### DO THIS
Separate out the lines that hold "Sample".

— start DATA TO USE —

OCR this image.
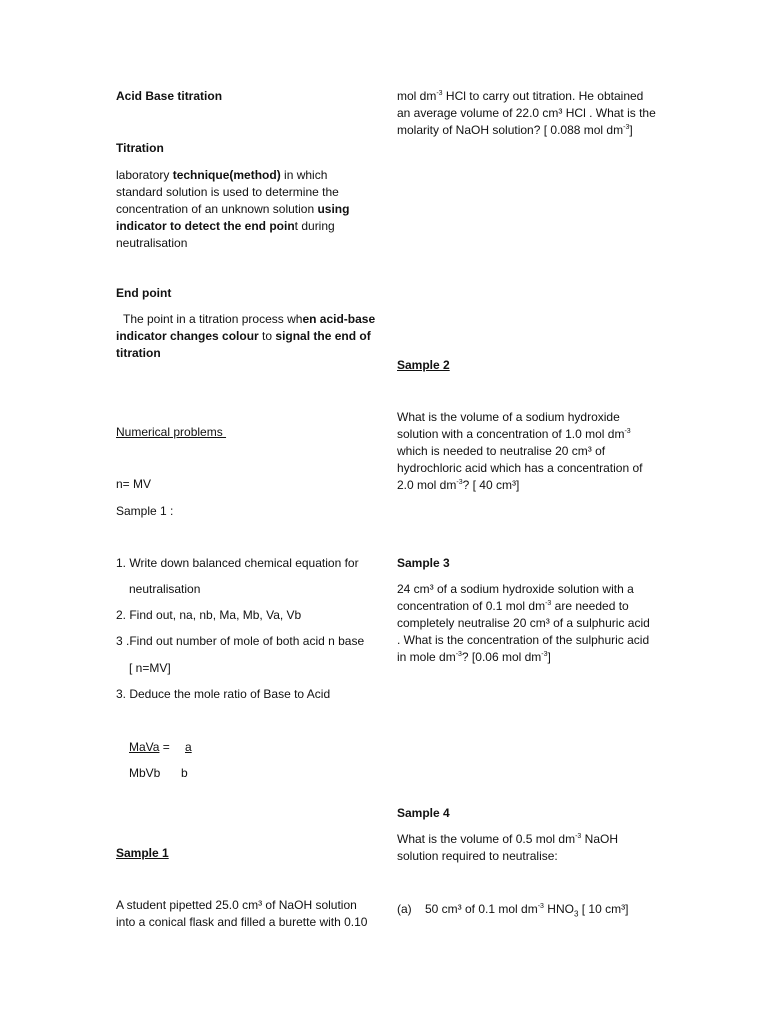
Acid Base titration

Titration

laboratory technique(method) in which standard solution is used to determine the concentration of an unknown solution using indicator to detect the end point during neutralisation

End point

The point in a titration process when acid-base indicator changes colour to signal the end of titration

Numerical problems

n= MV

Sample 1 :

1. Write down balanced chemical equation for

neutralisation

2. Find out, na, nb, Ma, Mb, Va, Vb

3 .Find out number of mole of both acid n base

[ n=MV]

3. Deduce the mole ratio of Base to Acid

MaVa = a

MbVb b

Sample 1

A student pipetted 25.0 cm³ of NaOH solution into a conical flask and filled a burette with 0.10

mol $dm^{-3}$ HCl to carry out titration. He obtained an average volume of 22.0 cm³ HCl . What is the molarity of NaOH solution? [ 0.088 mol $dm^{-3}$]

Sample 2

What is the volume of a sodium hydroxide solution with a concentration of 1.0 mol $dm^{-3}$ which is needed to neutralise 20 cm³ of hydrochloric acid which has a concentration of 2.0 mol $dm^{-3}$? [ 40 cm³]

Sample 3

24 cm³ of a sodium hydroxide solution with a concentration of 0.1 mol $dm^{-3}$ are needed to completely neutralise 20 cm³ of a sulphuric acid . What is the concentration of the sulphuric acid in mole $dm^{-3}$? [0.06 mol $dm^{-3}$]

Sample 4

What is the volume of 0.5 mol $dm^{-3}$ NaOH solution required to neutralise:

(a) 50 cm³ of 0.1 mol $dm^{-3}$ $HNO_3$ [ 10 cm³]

— end DATA TO USE —

### RESULT OF THE EXERCISE
Sample 1 :
Sample 1
Sample 2
Sample 3
Sample 4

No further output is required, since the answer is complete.